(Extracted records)
____________

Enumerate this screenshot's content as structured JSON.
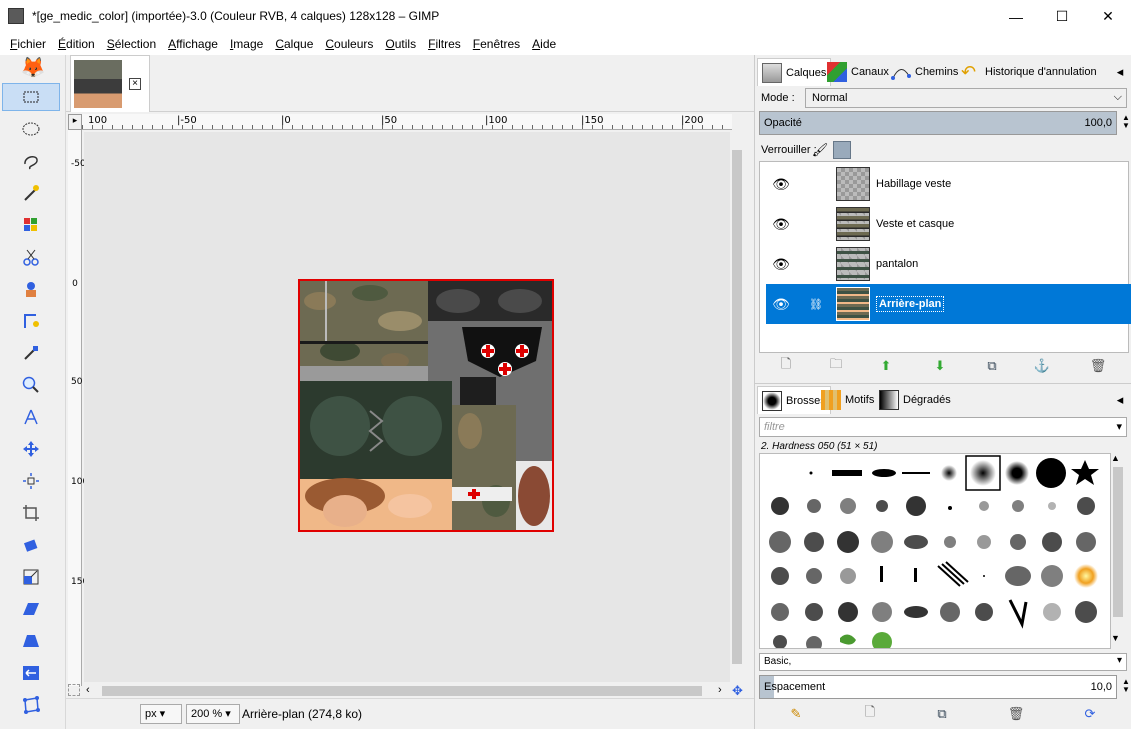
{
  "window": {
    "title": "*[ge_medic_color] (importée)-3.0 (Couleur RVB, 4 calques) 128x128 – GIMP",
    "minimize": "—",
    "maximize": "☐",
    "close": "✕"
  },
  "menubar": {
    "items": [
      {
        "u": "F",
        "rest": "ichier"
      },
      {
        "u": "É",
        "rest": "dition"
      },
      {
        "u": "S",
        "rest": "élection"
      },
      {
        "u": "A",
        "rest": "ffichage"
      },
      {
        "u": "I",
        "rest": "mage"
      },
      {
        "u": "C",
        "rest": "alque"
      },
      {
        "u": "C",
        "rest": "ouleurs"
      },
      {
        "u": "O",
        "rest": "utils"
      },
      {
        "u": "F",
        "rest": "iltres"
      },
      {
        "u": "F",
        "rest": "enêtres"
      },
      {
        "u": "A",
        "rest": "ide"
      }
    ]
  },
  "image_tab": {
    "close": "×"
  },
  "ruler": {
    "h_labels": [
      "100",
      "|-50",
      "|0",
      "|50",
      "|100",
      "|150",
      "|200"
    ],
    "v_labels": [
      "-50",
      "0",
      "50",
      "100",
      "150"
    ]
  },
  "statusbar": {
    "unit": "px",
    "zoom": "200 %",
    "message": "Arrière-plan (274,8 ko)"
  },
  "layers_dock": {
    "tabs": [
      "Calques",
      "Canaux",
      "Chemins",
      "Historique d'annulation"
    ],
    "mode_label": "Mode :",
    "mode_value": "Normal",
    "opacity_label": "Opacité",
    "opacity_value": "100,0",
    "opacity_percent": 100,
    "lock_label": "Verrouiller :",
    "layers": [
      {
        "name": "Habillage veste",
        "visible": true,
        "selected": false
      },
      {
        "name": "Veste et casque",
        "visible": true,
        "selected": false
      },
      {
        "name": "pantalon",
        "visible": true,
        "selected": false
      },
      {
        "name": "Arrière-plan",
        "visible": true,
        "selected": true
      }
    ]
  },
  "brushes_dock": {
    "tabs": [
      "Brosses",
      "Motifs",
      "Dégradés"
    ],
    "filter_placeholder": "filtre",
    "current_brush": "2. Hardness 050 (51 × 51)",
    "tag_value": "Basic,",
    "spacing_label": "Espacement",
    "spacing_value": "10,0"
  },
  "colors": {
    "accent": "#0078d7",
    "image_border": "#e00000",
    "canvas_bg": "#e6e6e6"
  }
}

____________

Requirement:
In the listing above, find the lines holding the word "rest" and copy them.

Result for this task:
        "rest": "ichier"
        "rest": "dition"
        "rest": "élection"
        "rest": "ffichage"
        "rest": "mage"
        "rest": "alque"
        "rest": "ouleurs"
        "rest": "utils"
        "rest": "iltres"
        "rest": "enêtres"
        "rest": "ide"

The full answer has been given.